## [WORKING DATA]

· · · · ·

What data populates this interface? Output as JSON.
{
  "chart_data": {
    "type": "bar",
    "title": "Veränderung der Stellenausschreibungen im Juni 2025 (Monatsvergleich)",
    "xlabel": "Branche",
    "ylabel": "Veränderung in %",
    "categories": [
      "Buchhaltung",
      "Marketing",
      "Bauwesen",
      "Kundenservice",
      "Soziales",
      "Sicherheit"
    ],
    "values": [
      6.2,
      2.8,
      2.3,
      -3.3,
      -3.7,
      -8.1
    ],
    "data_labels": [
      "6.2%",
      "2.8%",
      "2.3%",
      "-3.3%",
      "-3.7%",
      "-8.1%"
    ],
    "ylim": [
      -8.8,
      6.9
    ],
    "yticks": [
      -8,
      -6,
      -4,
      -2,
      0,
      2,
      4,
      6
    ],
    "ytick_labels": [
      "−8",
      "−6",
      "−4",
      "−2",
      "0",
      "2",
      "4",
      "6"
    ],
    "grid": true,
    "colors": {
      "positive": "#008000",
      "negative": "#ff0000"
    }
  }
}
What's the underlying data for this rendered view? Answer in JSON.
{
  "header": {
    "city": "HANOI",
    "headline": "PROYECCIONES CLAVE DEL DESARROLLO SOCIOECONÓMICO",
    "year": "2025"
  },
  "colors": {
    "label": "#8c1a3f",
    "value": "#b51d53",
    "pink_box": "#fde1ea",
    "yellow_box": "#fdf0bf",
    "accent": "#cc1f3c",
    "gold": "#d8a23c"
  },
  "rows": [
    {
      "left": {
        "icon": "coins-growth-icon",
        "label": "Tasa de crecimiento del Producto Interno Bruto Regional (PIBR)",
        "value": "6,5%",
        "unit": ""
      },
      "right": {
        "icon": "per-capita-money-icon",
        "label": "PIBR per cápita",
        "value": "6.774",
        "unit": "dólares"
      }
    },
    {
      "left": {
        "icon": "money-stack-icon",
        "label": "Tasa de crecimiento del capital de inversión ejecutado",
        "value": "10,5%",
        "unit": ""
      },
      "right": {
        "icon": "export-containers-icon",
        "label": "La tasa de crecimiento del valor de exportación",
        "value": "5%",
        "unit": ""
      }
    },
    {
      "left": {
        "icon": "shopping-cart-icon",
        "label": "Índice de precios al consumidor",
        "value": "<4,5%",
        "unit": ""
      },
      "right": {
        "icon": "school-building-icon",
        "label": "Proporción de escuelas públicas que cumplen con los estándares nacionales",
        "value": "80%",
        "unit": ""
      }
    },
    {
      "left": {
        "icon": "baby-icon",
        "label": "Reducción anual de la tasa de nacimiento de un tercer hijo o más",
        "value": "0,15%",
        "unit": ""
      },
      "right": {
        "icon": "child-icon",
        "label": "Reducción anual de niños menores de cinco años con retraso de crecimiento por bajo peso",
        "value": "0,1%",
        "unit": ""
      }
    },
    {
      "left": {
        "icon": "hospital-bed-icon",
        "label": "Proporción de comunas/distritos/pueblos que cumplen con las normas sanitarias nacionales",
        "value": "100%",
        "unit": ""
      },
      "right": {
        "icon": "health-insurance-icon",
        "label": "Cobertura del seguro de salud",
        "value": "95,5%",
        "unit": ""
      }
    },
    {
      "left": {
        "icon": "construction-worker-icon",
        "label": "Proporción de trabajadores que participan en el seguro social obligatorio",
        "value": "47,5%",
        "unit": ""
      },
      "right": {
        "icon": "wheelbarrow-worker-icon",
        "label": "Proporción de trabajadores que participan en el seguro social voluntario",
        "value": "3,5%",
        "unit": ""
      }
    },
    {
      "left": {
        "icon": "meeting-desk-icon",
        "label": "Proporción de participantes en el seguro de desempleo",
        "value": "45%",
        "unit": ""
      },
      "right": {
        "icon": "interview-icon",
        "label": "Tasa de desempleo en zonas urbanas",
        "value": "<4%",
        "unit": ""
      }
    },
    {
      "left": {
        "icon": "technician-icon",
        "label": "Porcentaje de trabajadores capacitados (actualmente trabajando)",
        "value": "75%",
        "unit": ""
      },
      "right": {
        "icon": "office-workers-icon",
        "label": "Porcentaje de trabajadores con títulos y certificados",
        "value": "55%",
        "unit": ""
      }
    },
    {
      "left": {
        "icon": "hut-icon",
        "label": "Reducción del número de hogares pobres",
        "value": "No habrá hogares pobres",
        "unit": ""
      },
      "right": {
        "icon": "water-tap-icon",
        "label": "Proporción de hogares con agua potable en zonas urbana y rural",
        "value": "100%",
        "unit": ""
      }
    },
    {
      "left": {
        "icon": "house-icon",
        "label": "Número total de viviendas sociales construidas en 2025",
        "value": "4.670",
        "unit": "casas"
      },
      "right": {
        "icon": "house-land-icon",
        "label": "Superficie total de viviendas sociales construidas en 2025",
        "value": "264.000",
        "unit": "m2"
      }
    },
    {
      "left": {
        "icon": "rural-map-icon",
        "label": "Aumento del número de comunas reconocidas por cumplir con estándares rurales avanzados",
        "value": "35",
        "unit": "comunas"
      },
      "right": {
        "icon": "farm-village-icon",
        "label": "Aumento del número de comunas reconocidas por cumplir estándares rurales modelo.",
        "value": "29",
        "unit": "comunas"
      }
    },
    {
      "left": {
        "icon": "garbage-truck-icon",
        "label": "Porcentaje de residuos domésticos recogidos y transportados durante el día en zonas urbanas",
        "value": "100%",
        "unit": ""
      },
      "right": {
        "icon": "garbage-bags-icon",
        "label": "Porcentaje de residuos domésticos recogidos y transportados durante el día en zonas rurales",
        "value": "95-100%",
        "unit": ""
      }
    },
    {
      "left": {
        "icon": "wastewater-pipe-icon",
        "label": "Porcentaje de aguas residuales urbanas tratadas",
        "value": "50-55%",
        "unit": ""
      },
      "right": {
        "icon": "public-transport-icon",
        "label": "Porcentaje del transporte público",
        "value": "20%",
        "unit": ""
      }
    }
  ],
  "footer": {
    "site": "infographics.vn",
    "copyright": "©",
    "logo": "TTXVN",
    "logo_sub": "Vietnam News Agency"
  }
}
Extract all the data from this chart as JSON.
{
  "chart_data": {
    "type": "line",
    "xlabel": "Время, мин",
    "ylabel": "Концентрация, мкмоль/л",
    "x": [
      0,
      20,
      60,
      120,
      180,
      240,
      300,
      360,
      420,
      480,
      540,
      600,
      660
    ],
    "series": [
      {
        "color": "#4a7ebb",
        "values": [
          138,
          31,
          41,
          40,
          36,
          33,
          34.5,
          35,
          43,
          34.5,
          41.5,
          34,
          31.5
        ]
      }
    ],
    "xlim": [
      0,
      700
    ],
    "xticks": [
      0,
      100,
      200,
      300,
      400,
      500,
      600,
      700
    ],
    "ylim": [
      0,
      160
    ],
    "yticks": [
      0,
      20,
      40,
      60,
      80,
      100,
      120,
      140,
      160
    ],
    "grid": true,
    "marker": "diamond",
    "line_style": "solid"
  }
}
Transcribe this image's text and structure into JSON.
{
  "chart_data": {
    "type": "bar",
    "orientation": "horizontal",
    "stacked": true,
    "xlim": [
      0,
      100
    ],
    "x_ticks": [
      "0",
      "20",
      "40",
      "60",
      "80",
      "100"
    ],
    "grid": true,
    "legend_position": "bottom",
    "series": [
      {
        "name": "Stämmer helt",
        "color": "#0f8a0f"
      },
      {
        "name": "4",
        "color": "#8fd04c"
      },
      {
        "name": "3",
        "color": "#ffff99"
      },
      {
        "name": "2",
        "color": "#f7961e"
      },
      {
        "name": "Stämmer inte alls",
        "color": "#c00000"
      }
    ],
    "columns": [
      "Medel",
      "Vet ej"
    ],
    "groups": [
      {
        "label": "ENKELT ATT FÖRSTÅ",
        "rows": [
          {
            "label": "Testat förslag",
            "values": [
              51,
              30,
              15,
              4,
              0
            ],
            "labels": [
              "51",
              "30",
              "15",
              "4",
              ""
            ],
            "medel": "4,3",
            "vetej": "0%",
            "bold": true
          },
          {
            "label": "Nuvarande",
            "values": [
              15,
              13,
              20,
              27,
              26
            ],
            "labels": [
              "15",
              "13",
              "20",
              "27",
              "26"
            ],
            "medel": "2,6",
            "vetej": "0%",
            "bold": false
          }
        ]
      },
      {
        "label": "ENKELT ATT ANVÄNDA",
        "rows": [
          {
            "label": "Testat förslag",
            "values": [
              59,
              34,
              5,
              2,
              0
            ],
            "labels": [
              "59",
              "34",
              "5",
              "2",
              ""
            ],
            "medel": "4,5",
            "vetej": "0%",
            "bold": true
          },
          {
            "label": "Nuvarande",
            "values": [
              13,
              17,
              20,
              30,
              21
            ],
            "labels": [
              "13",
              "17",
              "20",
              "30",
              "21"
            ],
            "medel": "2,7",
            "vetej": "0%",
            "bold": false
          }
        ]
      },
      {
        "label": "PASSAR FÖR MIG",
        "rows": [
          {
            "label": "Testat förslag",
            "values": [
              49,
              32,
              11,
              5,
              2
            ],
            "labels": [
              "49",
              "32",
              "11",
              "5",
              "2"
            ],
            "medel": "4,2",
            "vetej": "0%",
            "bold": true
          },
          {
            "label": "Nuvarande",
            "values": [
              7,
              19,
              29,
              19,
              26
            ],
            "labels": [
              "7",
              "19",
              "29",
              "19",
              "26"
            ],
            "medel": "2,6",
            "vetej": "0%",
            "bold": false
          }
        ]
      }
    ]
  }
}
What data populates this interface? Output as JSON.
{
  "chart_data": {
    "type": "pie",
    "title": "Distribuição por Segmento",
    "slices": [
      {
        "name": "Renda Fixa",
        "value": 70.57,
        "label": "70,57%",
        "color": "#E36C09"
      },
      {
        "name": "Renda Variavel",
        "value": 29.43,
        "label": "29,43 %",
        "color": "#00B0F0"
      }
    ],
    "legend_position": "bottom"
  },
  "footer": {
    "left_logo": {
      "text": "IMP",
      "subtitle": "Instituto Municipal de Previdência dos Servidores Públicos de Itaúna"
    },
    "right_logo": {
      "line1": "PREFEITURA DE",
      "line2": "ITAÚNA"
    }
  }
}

· · · · ·

## [REQUEST]
Copy all lines of the material above where the string "ENKELT" occurs.

## [EXERCISE RESULT]
        "label": "ENKELT ATT FÖRSTÅ",
        "label": "ENKELT ATT ANVÄNDA",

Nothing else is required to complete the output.